> WORK TO COMPLETE:
Nothing in the records should be changed in the copy, though the pictures must be left out.

> DATA FOR THE TASK:
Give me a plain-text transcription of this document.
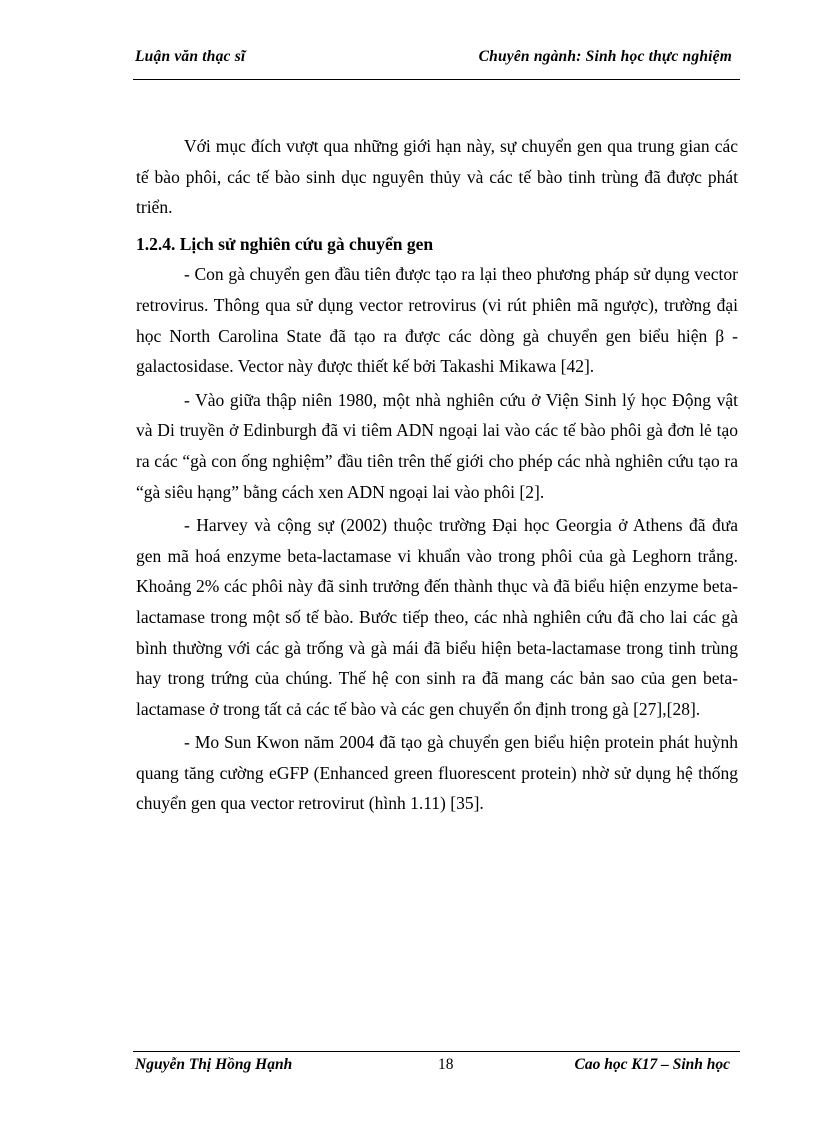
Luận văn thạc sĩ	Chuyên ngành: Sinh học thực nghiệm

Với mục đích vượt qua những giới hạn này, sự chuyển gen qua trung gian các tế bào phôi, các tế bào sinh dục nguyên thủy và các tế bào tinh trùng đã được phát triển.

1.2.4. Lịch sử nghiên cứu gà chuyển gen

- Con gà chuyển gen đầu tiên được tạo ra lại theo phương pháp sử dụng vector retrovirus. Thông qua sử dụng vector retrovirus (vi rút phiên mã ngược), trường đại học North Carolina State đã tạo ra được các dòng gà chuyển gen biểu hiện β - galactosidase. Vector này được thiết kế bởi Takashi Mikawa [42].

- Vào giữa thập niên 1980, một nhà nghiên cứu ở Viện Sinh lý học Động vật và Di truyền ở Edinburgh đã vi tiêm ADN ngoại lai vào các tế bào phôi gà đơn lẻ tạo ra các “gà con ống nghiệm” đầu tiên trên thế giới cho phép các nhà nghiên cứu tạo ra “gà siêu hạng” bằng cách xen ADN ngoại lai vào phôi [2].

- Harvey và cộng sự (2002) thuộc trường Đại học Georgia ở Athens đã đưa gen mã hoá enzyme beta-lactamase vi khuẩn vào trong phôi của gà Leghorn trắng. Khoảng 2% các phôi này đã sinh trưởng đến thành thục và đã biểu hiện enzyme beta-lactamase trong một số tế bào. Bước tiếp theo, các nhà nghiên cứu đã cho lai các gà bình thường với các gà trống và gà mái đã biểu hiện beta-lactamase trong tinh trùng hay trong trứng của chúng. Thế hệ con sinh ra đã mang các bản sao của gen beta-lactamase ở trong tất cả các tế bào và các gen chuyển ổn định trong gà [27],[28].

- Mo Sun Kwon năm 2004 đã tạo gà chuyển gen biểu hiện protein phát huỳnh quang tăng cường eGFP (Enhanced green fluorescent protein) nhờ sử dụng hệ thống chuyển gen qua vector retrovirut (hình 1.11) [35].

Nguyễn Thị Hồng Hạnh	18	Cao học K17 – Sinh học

> COMPLETED TASK:
Give me a plain-text transcription of this document.
Luận văn thạc sĩ	Chuyên ngành: Sinh học thực nghiệm

Với mục đích vượt qua những giới hạn này, sự chuyển gen qua trung gian các tế bào phôi, các tế bào sinh dục nguyên thủy và các tế bào tinh trùng đã được phát triển.

1.2.4. Lịch sử nghiên cứu gà chuyển gen

- Con gà chuyển gen đầu tiên được tạo ra lại theo phương pháp sử dụng vector retrovirus. Thông qua sử dụng vector retrovirus (vi rút phiên mã ngược), trường đại học North Carolina State đã tạo ra được các dòng gà chuyển gen biểu hiện β - galactosidase. Vector này được thiết kế bởi Takashi Mikawa [42].

- Vào giữa thập niên 1980, một nhà nghiên cứu ở Viện Sinh lý học Động vật và Di truyền ở Edinburgh đã vi tiêm ADN ngoại lai vào các tế bào phôi gà đơn lẻ tạo ra các “gà con ống nghiệm” đầu tiên trên thế giới cho phép các nhà nghiên cứu tạo ra “gà siêu hạng” bằng cách xen ADN ngoại lai vào phôi [2].

- Harvey và cộng sự (2002) thuộc trường Đại học Georgia ở Athens đã đưa gen mã hoá enzyme beta-lactamase vi khuẩn vào trong phôi của gà Leghorn trắng. Khoảng 2% các phôi này đã sinh trưởng đến thành thục và đã biểu hiện enzyme beta-lactamase trong một số tế bào. Bước tiếp theo, các nhà nghiên cứu đã cho lai các gà bình thường với các gà trống và gà mái đã biểu hiện beta-lactamase trong tinh trùng hay trong trứng của chúng. Thế hệ con sinh ra đã mang các bản sao của gen beta-lactamase ở trong tất cả các tế bào và các gen chuyển ổn định trong gà [27],[28].

- Mo Sun Kwon năm 2004 đã tạo gà chuyển gen biểu hiện protein phát huỳnh quang tăng cường eGFP (Enhanced green fluorescent protein) nhờ sử dụng hệ thống chuyển gen qua vector retrovirut (hình 1.11) [35].

Nguyễn Thị Hồng Hạnh	18	Cao học K17 – Sinh học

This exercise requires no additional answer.